=== WHAT TO WORK ON ===
Which lines of the records contain the string "斜抛物体的轨迹"? Show each one in full.

=== DATA TO USE ===
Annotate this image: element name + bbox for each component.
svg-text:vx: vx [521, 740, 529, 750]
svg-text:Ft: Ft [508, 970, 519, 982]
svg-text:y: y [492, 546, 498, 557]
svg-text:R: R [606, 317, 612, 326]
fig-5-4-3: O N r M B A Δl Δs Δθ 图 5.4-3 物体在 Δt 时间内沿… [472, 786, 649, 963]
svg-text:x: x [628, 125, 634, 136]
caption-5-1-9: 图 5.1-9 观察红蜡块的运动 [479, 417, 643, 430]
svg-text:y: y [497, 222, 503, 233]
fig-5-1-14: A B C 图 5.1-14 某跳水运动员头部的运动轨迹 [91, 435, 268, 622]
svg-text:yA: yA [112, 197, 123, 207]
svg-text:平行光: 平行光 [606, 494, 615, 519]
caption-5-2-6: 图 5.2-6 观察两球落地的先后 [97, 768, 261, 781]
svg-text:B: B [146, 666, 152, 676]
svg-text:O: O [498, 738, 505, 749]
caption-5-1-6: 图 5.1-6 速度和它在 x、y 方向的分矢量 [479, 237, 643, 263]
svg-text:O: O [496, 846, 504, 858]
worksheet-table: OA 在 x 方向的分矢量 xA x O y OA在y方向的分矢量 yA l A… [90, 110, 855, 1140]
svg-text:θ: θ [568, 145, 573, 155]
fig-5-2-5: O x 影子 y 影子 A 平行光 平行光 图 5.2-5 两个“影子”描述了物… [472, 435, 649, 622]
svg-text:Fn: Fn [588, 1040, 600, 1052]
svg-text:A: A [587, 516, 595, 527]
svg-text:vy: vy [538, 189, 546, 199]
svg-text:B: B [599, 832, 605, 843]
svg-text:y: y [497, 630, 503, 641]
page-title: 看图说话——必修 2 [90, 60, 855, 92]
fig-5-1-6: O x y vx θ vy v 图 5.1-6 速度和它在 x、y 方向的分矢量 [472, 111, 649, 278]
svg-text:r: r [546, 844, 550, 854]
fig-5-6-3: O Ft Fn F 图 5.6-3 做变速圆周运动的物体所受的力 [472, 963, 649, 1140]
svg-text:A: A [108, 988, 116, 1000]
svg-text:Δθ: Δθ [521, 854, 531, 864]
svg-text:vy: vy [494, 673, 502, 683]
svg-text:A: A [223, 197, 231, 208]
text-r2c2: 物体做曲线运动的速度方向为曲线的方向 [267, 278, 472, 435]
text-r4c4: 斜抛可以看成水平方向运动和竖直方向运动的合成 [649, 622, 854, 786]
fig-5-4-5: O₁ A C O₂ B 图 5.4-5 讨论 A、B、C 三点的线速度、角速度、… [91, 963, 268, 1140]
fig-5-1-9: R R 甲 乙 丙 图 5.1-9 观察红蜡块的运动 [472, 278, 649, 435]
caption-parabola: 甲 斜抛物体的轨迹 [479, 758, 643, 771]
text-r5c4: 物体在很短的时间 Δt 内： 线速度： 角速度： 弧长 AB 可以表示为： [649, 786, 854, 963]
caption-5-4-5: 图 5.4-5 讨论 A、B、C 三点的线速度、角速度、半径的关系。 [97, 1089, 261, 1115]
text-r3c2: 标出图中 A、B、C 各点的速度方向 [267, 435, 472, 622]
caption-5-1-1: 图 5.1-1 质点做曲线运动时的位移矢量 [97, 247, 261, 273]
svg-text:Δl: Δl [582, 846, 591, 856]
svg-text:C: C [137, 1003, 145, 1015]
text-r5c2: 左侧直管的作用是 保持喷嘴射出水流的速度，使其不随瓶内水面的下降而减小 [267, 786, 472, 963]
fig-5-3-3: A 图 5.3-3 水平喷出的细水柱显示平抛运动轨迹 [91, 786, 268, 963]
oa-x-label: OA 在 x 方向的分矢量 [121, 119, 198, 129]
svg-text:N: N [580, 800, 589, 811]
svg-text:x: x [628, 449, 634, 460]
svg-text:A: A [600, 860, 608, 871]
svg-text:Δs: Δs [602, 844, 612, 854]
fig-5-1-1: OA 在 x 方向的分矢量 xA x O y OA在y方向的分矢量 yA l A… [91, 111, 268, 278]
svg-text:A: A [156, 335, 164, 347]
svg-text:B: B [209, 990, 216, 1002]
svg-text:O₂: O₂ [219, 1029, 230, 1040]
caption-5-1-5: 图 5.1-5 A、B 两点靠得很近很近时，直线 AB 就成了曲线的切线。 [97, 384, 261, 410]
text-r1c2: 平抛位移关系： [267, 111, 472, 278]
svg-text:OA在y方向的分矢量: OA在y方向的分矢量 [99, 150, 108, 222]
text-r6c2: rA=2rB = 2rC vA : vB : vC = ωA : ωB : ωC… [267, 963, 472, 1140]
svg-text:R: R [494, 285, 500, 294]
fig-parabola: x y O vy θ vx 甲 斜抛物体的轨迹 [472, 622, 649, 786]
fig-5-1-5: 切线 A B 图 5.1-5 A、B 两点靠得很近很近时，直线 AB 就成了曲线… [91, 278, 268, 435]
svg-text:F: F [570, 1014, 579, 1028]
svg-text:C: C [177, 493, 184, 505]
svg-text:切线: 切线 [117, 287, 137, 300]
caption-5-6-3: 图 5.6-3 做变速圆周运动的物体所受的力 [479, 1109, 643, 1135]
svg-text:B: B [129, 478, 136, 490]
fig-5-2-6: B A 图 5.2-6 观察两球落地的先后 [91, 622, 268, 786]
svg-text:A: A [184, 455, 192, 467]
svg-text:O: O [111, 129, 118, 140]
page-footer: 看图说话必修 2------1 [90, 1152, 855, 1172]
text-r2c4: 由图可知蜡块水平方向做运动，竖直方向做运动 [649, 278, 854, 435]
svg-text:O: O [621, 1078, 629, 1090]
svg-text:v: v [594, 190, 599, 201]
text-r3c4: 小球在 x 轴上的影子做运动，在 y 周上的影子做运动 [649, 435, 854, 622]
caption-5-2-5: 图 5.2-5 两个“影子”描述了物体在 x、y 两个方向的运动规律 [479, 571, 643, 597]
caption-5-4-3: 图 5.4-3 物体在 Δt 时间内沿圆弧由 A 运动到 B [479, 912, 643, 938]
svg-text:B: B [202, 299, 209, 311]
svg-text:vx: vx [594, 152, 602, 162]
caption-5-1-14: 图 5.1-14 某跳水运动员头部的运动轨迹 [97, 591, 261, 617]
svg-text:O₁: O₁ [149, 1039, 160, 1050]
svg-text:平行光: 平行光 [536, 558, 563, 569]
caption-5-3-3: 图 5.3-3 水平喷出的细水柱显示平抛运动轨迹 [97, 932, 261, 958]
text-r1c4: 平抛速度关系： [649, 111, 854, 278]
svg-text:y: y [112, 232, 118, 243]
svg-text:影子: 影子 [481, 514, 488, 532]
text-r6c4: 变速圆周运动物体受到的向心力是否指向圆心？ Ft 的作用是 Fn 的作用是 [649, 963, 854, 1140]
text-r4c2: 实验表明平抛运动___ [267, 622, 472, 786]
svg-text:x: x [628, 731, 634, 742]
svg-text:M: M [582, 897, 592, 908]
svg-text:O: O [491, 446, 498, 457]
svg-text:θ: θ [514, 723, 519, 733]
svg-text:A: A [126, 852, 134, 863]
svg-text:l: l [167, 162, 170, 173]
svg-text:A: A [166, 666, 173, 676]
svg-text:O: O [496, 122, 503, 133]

=== TASK OUTPUT ===
caption-parabola: 甲 斜抛物体的轨迹 [479, 758, 643, 771]
fig-parabola: x y O vy θ vx 甲 斜抛物体的轨迹 [472, 622, 649, 786]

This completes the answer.